**Work to complete**: Reproduce the records below exactly as given.

Excerpts from a figure dataset:
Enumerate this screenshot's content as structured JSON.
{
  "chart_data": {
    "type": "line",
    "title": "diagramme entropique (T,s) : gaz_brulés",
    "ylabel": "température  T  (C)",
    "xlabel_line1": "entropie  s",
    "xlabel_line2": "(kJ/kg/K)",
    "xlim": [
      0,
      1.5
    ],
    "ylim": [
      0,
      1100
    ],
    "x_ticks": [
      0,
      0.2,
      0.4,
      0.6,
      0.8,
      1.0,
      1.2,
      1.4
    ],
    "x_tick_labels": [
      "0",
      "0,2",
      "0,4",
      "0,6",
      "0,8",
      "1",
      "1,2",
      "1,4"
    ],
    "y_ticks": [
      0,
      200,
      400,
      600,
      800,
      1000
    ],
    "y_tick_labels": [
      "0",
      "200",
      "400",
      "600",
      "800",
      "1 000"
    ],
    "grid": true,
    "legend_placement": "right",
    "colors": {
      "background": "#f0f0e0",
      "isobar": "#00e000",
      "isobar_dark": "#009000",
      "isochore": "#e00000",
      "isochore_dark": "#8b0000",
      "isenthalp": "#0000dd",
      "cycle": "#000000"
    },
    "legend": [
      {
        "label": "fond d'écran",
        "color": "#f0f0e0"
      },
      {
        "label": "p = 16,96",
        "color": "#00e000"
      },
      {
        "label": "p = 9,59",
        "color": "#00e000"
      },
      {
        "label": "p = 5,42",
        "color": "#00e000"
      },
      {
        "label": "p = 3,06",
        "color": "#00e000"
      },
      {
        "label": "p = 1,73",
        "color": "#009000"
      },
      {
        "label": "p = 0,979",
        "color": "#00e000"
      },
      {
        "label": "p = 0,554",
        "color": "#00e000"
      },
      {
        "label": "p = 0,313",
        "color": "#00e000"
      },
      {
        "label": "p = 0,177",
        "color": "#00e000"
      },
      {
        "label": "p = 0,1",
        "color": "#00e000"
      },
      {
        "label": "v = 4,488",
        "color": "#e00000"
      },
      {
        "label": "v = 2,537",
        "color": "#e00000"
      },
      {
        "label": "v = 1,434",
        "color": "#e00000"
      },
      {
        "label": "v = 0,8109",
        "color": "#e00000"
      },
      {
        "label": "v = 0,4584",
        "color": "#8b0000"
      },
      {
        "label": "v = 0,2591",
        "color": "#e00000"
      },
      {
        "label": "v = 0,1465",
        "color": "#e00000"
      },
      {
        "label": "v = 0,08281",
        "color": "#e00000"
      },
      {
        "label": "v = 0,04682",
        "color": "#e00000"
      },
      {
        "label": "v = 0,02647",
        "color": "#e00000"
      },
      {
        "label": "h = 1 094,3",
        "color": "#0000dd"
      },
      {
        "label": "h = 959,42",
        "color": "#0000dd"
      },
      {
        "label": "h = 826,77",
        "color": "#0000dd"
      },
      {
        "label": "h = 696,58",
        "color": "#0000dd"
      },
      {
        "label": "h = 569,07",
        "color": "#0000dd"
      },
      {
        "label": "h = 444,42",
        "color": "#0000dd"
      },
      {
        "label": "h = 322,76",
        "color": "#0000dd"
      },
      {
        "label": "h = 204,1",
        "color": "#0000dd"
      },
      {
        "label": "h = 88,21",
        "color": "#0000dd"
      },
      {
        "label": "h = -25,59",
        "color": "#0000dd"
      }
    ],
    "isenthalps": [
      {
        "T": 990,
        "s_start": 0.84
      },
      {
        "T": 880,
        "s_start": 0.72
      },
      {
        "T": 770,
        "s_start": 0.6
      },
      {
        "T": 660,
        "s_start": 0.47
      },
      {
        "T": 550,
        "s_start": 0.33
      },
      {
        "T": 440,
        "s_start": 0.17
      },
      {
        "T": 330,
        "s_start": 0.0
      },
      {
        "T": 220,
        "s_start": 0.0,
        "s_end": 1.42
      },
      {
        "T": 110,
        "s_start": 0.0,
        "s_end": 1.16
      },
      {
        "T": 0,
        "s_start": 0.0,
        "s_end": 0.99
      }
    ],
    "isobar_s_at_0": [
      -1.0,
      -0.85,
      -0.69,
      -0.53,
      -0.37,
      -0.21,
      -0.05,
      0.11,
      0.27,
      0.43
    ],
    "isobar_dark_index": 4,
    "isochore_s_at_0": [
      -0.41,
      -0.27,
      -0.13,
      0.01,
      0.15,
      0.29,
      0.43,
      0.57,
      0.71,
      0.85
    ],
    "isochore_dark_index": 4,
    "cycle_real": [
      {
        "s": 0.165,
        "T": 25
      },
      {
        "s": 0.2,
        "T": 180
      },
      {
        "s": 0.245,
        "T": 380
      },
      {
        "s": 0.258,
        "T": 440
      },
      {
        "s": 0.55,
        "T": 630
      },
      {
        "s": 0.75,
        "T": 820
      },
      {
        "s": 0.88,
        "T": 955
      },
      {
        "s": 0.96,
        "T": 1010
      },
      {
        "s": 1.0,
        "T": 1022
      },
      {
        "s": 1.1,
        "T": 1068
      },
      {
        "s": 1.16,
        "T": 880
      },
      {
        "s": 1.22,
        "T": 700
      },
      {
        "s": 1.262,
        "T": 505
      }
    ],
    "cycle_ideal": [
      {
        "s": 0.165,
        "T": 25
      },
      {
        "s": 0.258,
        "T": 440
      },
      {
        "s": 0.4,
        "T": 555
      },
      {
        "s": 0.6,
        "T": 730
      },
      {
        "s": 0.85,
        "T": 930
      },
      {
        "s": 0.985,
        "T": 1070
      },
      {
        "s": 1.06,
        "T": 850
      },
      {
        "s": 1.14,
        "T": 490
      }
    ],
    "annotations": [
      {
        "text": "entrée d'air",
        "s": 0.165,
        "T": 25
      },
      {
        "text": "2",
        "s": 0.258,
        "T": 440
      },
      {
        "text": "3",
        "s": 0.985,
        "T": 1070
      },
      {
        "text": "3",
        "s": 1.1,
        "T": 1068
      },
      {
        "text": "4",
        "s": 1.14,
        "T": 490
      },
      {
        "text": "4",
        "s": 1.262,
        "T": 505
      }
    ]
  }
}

**The reply**:
Enumerate this screenshot's content as structured JSON.
{
  "chart_data": {
    "type": "line",
    "title": "diagramme entropique (T,s) : gaz_brulés",
    "ylabel": "température  T  (C)",
    "xlabel_line1": "entropie  s",
    "xlabel_line2": "(kJ/kg/K)",
    "xlim": [
      0,
      1.5
    ],
    "ylim": [
      0,
      1100
    ],
    "x_ticks": [
      0,
      0.2,
      0.4,
      0.6,
      0.8,
      1.0,
      1.2,
      1.4
    ],
    "x_tick_labels": [
      "0",
      "0,2",
      "0,4",
      "0,6",
      "0,8",
      "1",
      "1,2",
      "1,4"
    ],
    "y_ticks": [
      0,
      200,
      400,
      600,
      800,
      1000
    ],
    "y_tick_labels": [
      "0",
      "200",
      "400",
      "600",
      "800",
      "1 000"
    ],
    "grid": true,
    "legend_placement": "right",
    "colors": {
      "background": "#f0f0e0",
      "isobar": "#00e000",
      "isobar_dark": "#009000",
      "isochore": "#e00000",
      "isochore_dark": "#8b0000",
      "isenthalp": "#0000dd",
      "cycle": "#000000"
    },
    "legend": [
      {
        "label": "fond d'écran",
        "color": "#f0f0e0"
      },
      {
        "label": "p = 16,96",
        "color": "#00e000"
      },
      {
        "label": "p = 9,59",
        "color": "#00e000"
      },
      {
        "label": "p = 5,42",
        "color": "#00e000"
      },
      {
        "label": "p = 3,06",
        "color": "#00e000"
      },
      {
        "label": "p = 1,73",
        "color": "#009000"
      },
      {
        "label": "p = 0,979",
        "color": "#00e000"
      },
      {
        "label": "p = 0,554",
        "color": "#00e000"
      },
      {
        "label": "p = 0,313",
        "color": "#00e000"
      },
      {
        "label": "p = 0,177",
        "color": "#00e000"
      },
      {
        "label": "p = 0,1",
        "color": "#00e000"
      },
      {
        "label": "v = 4,488",
        "color": "#e00000"
      },
      {
        "label": "v = 2,537",
        "color": "#e00000"
      },
      {
        "label": "v = 1,434",
        "color": "#e00000"
      },
      {
        "label": "v = 0,8109",
        "color": "#e00000"
      },
      {
        "label": "v = 0,4584",
        "color": "#8b0000"
      },
      {
        "label": "v = 0,2591",
        "color": "#e00000"
      },
      {
        "label": "v = 0,1465",
        "color": "#e00000"
      },
      {
        "label": "v = 0,08281",
        "color": "#e00000"
      },
      {
        "label": "v = 0,04682",
        "color": "#e00000"
      },
      {
        "label": "v = 0,02647",
        "color": "#e00000"
      },
      {
        "label": "h = 1 094,3",
        "color": "#0000dd"
      },
      {
        "label": "h = 959,42",
        "color": "#0000dd"
      },
      {
        "label": "h = 826,77",
        "color": "#0000dd"
      },
      {
        "label": "h = 696,58",
        "color": "#0000dd"
      },
      {
        "label": "h = 569,07",
        "color": "#0000dd"
      },
      {
        "label": "h = 444,42",
        "color": "#0000dd"
      },
      {
        "label": "h = 322,76",
        "color": "#0000dd"
      },
      {
        "label": "h = 204,1",
        "color": "#0000dd"
      },
      {
        "label": "h = 88,21",
        "color": "#0000dd"
      },
      {
        "label": "h = -25,59",
        "color": "#0000dd"
      }
    ],
    "isenthalps": [
      {
        "T": 990,
        "s_start": 0.84
      },
      {
        "T": 880,
        "s_start": 0.72
      },
      {
        "T": 770,
        "s_start": 0.6
      },
      {
        "T": 660,
        "s_start": 0.47
      },
      {
        "T": 550,
        "s_start": 0.33
      },
      {
        "T": 440,
        "s_start": 0.17
      },
      {
        "T": 330,
        "s_start": 0.0
      },
      {
        "T": 220,
        "s_start": 0.0,
        "s_end": 1.42
      },
      {
        "T": 110,
        "s_start": 0.0,
        "s_end": 1.16
      },
      {
        "T": 0,
        "s_start": 0.0,
        "s_end": 0.99
      }
    ],
    "isobar_s_at_0": [
      -1.0,
      -0.85,
      -0.69,
      -0.53,
      -0.37,
      -0.21,
      -0.05,
      0.11,
      0.27,
      0.43
    ],
    "isobar_dark_index": 4,
    "isochore_s_at_0": [
      -0.41,
      -0.27,
      -0.13,
      0.01,
      0.15,
      0.29,
      0.43,
      0.57,
      0.71,
      0.85
    ],
    "isochore_dark_index": 4,
    "cycle_real": [
      {
        "s": 0.165,
        "T": 25
      },
      {
        "s": 0.2,
        "T": 180
      },
      {
        "s": 0.245,
        "T": 380
      },
      {
        "s": 0.258,
        "T": 440
      },
      {
        "s": 0.55,
        "T": 630
      },
      {
        "s": 0.75,
        "T": 820
      },
      {
        "s": 0.88,
        "T": 955
      },
      {
        "s": 0.96,
        "T": 1010
      },
      {
        "s": 1.0,
        "T": 1022
      },
      {
        "s": 1.1,
        "T": 1068
      },
      {
        "s": 1.16,
        "T": 880
      },
      {
        "s": 1.22,
        "T": 700
      },
      {
        "s": 1.262,
        "T": 505
      }
    ],
    "cycle_ideal": [
      {
        "s": 0.165,
        "T": 25
      },
      {
        "s": 0.258,
        "T": 440
      },
      {
        "s": 0.4,
        "T": 555
      },
      {
        "s": 0.6,
        "T": 730
      },
      {
        "s": 0.85,
        "T": 930
      },
      {
        "s": 0.985,
        "T": 1070
      },
      {
        "s": 1.06,
        "T": 850
      },
      {
        "s": 1.14,
        "T": 490
      }
    ],
    "annotations": [
      {
        "text": "entrée d'air",
        "s": 0.165,
        "T": 25
      },
      {
        "text": "2",
        "s": 0.258,
        "T": 440
      },
      {
        "text": "3",
        "s": 0.985,
        "T": 1070
      },
      {
        "text": "3",
        "s": 1.1,
        "T": 1068
      },
      {
        "text": "4",
        "s": 1.14,
        "T": 490
      },
      {
        "text": "4",
        "s": 1.262,
        "T": 505
      }
    ]
  }
}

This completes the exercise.